> [Aim of the exercise] Could you repeat the listing word for word, from its first line up to and including the line that contains "- x-tick-label-Jan-20: Jan-20: [715, 422, 791, 450]"?

— Begin Source material —

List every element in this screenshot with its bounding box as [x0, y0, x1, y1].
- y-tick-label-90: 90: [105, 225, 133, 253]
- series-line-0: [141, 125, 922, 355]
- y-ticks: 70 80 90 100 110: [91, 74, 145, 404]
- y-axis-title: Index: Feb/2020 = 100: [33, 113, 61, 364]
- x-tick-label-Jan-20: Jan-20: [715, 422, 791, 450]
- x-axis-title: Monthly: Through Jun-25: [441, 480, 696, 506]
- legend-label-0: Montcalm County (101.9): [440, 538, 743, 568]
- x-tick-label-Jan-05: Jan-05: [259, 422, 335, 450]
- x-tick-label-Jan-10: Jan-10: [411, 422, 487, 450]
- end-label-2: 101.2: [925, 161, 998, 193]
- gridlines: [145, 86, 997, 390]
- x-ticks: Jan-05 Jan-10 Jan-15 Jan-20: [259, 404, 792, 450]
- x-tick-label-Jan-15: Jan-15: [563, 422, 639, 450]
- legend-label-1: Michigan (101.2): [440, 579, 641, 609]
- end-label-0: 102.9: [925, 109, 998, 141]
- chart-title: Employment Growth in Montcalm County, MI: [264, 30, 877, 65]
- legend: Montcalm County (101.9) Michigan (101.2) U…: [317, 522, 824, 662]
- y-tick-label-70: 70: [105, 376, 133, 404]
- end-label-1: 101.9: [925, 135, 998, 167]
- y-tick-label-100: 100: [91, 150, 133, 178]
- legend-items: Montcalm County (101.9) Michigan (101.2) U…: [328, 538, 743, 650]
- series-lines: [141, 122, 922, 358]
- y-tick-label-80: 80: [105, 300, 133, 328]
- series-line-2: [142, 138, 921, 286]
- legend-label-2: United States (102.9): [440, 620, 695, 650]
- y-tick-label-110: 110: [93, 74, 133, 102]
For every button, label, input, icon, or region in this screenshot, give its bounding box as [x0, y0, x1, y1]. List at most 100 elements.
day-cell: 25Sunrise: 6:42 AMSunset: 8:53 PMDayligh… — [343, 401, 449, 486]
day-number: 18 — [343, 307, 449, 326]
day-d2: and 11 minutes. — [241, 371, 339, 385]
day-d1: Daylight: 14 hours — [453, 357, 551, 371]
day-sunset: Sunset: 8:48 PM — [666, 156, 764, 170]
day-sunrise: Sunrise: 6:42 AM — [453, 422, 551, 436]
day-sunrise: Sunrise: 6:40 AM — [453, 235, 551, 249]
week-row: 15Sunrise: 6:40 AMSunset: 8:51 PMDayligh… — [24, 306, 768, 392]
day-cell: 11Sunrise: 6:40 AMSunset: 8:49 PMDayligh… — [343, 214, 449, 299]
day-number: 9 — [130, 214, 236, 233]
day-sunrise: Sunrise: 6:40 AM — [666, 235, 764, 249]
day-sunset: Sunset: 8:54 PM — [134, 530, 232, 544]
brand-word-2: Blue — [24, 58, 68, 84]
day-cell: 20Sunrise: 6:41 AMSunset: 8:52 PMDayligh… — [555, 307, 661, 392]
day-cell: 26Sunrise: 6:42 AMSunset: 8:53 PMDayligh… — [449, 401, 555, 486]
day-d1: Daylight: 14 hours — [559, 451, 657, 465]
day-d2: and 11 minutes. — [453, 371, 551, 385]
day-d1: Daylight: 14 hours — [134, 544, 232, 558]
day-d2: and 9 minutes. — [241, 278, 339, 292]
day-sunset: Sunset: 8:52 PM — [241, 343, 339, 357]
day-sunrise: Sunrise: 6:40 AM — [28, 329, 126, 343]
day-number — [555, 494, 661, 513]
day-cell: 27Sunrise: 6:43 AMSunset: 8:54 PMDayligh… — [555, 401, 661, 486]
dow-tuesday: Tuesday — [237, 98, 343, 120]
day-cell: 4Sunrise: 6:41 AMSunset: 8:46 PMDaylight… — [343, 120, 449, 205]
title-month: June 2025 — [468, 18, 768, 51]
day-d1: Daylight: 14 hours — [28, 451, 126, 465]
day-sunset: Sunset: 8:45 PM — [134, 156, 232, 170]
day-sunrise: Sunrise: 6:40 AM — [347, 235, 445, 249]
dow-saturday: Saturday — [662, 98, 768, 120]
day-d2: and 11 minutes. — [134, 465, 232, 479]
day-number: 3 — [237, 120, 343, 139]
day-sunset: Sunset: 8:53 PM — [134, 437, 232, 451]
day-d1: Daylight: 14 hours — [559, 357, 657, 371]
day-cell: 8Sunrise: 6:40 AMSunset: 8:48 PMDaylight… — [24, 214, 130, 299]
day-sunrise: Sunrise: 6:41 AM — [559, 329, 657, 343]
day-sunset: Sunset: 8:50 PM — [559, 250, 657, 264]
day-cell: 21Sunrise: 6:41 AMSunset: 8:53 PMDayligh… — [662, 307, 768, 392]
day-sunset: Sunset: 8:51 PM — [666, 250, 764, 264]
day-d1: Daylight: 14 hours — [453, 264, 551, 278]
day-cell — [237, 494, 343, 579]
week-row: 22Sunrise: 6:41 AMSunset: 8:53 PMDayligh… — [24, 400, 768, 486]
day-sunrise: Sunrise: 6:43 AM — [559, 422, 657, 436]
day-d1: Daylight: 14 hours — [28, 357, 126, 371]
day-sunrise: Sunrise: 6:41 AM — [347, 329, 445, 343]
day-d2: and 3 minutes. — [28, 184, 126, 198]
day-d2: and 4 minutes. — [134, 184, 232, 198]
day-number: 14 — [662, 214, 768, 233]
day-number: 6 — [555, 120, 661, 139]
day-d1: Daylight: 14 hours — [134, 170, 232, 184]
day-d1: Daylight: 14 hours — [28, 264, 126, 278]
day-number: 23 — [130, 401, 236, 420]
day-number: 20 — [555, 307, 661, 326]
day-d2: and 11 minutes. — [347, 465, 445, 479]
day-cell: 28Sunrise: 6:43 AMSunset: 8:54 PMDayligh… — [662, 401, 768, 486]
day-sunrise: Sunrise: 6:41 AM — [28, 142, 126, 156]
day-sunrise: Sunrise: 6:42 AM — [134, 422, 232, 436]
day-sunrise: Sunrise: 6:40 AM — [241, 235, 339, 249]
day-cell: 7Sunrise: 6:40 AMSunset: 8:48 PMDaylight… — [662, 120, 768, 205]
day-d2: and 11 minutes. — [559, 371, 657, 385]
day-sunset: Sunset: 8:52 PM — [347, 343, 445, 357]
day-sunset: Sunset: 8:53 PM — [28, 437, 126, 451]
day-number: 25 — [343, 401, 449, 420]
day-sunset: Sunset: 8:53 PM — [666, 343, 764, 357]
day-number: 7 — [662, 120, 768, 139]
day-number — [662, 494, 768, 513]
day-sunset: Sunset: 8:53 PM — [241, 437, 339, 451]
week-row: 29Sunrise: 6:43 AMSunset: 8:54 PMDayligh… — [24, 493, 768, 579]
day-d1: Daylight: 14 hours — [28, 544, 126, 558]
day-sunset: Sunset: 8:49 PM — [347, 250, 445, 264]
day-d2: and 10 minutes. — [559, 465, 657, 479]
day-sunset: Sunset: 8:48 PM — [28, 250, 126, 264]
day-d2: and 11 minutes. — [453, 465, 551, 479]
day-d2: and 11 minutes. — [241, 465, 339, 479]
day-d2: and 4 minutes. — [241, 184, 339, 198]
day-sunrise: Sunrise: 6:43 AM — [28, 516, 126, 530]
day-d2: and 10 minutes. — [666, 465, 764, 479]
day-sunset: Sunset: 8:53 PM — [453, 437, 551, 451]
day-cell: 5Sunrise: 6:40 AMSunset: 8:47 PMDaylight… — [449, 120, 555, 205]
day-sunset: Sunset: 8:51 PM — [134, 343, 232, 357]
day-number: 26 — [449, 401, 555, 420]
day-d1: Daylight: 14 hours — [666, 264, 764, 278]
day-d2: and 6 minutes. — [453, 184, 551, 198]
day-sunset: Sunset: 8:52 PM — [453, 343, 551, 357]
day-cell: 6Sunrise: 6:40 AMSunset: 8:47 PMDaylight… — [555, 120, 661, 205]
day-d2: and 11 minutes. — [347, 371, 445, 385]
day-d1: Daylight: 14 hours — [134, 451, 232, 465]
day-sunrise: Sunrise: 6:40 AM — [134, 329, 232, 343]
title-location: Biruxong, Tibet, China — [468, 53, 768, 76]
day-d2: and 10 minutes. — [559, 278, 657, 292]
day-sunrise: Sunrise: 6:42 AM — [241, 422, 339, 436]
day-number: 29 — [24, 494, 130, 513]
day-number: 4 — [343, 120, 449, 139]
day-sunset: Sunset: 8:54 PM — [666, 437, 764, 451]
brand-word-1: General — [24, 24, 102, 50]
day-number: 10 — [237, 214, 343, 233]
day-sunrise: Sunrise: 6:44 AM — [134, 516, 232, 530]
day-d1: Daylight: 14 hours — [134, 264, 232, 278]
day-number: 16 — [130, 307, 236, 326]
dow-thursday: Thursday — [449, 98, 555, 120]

— End Source material —

> [Exercise response]
List every element in this screenshot with its bounding box as [x0, y0, x1, y1].
- y-tick-label-90: 90: [105, 225, 133, 253]
- series-line-0: [141, 125, 922, 355]
- y-ticks: 70 80 90 100 110: [91, 74, 145, 404]
- y-axis-title: Index: Feb/2020 = 100: [33, 113, 61, 364]
- x-tick-label-Jan-20: Jan-20: [715, 422, 791, 450]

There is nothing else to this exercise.